## WHAT YOU WILL DO
Leaving out all images, write out the records that follow exactly.

## AVAILABLE RECORDS
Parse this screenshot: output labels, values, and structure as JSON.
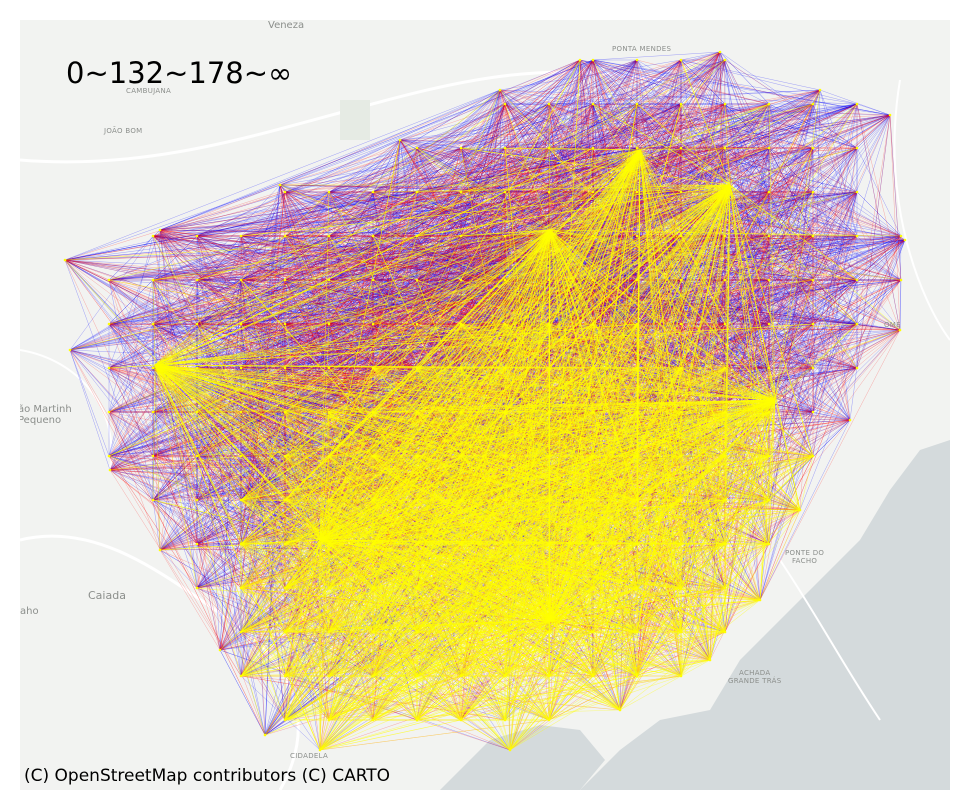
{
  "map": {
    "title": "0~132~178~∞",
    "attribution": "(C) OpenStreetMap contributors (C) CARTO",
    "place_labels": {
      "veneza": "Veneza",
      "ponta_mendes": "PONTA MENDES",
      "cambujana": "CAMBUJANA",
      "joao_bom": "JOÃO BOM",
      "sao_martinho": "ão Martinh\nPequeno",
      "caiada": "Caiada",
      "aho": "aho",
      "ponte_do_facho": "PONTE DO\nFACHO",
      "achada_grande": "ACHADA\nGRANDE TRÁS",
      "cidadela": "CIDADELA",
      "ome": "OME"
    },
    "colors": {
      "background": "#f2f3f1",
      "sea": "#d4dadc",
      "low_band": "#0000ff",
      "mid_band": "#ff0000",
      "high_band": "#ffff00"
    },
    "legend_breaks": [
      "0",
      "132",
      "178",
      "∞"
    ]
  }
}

## FINAL RESULT
Parse this screenshot: output labels, values, and structure as JSON.
{
  "map": {
    "title": "0~132~178~∞",
    "attribution": "(C) OpenStreetMap contributors (C) CARTO",
    "place_labels": {
      "veneza": "Veneza",
      "ponta_mendes": "PONTA MENDES",
      "cambujana": "CAMBUJANA",
      "joao_bom": "JOÃO BOM",
      "sao_martinho": "ão Martinh\nPequeno",
      "caiada": "Caiada",
      "aho": "aho",
      "ponte_do_facho": "PONTE DO\nFACHO",
      "achada_grande": "ACHADA\nGRANDE TRÁS",
      "cidadela": "CIDADELA",
      "ome": "OME"
    },
    "colors": {
      "background": "#f2f3f1",
      "sea": "#d4dadc",
      "low_band": "#0000ff",
      "mid_band": "#ff0000",
      "high_band": "#ffff00"
    },
    "legend_breaks": [
      "0",
      "132",
      "178",
      "∞"
    ]
  }
}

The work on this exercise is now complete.